Collected data entries
###
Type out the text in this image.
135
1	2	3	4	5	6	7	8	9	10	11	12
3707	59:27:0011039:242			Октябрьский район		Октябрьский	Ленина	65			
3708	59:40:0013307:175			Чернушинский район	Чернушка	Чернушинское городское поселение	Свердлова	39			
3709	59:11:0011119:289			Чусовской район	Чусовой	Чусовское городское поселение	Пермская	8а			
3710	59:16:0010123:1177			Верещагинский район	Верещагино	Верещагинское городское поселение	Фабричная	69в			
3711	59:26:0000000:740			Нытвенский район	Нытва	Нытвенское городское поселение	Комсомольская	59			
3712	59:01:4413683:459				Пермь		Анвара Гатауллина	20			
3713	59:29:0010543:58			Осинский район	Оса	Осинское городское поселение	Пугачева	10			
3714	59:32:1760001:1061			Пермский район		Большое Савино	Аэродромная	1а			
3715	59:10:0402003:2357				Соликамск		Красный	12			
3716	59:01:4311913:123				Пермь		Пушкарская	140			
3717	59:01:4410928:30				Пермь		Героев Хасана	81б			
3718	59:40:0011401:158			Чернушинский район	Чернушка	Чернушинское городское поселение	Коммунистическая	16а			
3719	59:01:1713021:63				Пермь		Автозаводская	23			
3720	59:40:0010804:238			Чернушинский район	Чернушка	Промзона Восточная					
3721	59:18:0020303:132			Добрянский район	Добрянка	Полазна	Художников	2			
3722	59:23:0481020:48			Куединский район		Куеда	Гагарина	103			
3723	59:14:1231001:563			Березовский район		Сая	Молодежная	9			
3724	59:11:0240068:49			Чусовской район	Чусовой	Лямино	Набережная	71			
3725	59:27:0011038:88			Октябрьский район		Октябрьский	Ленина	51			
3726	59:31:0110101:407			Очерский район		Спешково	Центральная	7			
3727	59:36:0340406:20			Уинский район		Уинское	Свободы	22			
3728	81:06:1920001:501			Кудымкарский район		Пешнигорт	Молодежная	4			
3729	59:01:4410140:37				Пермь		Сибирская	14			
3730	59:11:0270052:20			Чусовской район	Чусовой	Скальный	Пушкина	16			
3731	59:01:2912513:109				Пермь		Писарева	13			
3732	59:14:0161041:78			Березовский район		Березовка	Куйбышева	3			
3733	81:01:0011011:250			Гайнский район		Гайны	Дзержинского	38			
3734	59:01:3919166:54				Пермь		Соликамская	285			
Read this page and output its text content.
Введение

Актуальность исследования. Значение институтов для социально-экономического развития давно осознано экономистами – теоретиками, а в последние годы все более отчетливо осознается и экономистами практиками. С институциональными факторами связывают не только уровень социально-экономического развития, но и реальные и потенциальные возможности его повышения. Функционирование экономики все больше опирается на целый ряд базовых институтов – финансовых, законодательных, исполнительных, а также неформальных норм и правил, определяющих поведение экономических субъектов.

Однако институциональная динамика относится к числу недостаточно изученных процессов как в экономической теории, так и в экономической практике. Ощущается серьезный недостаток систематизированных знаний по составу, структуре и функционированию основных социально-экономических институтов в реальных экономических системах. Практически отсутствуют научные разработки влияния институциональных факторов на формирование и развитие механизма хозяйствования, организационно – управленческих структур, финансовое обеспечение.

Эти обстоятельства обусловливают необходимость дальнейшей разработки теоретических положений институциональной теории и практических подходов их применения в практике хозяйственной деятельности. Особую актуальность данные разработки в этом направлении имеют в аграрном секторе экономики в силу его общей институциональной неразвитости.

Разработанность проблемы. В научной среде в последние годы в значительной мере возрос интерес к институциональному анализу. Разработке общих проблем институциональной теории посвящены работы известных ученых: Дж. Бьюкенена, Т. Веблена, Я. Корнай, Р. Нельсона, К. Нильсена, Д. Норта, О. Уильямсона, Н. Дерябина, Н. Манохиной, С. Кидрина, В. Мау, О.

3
###
Return every line of the material exactly.

▶ **Answer to the problem**
Type out the text in this image.
135
1	2	3	4	5	6	7	8	9	10	11	12
3707	59:27:0011039:242			Октябрьский район		Октябрьский	Ленина	65			
3708	59:40:0013307:175			Чернушинский район	Чернушка	Чернушинское городское поселение	Свердлова	39			
3709	59:11:0011119:289			Чусовской район	Чусовой	Чусовское городское поселение	Пермская	8а			
3710	59:16:0010123:1177			Верещагинский район	Верещагино	Верещагинское городское поселение	Фабричная	69в			
3711	59:26:0000000:740			Нытвенский район	Нытва	Нытвенское городское поселение	Комсомольская	59			
3712	59:01:4413683:459				Пермь		Анвара Гатауллина	20			
3713	59:29:0010543:58			Осинский район	Оса	Осинское городское поселение	Пугачева	10			
3714	59:32:1760001:1061			Пермский район		Большое Савино	Аэродромная	1а			
3715	59:10:0402003:2357				Соликамск		Красный	12			
3716	59:01:4311913:123				Пермь		Пушкарская	140			
3717	59:01:4410928:30				Пермь		Героев Хасана	81б			
3718	59:40:0011401:158			Чернушинский район	Чернушка	Чернушинское городское поселение	Коммунистическая	16а			
3719	59:01:1713021:63				Пермь		Автозаводская	23			
3720	59:40:0010804:238			Чернушинский район	Чернушка	Промзона Восточная					
3721	59:18:0020303:132			Добрянский район	Добрянка	Полазна	Художников	2			
3722	59:23:0481020:48			Куединский район		Куеда	Гагарина	103			
3723	59:14:1231001:563			Березовский район		Сая	Молодежная	9			
3724	59:11:0240068:49			Чусовской район	Чусовой	Лямино	Набережная	71			
3725	59:27:0011038:88			Октябрьский район		Октябрьский	Ленина	51			
3726	59:31:0110101:407			Очерский район		Спешково	Центральная	7			
3727	59:36:0340406:20			Уинский район		Уинское	Свободы	22			
3728	81:06:1920001:501			Кудымкарский район		Пешнигорт	Молодежная	4			
3729	59:01:4410140:37				Пермь		Сибирская	14			
3730	59:11:0270052:20			Чусовской район	Чусовой	Скальный	Пушкина	16			
3731	59:01:2912513:109				Пермь		Писарева	13			
3732	59:14:0161041:78			Березовский район		Березовка	Куйбышева	3			
3733	81:01:0011011:250			Гайнский район		Гайны	Дзержинского	38			
3734	59:01:3919166:54				Пермь		Соликамская	285			
Read this page and output its text content.
Введение

Актуальность исследования. Значение институтов для социально-экономического развития давно осознано экономистами – теоретиками, а в последние годы все более отчетливо осознается и экономистами практиками. С институциональными факторами связывают не только уровень социально-экономического развития, но и реальные и потенциальные возможности его повышения. Функционирование экономики все больше опирается на целый ряд базовых институтов – финансовых, законодательных, исполнительных, а также неформальных норм и правил, определяющих поведение экономических субъектов.

Однако институциональная динамика относится к числу недостаточно изученных процессов как в экономической теории, так и в экономической практике. Ощущается серьезный недостаток систематизированных знаний по составу, структуре и функционированию основных социально-экономических институтов в реальных экономических системах. Практически отсутствуют научные разработки влияния институциональных факторов на формирование и развитие механизма хозяйствования, организационно – управленческих структур, финансовое обеспечение.

Эти обстоятельства обусловливают необходимость дальнейшей разработки теоретических положений институциональной теории и практических подходов их применения в практике хозяйственной деятельности. Особую актуальность данные разработки в этом направлении имеют в аграрном секторе экономики в силу его общей институциональной неразвитости.

Разработанность проблемы. В научной среде в последние годы в значительной мере возрос интерес к институциональному анализу. Разработке общих проблем институциональной теории посвящены работы известных ученых: Дж. Бьюкенена, Т. Веблена, Я. Корнай, Р. Нельсона, К. Нильсена, Д. Норта, О. Уильямсона, Н. Дерябина, Н. Манохиной, С. Кидрина, В. Мау, О.

3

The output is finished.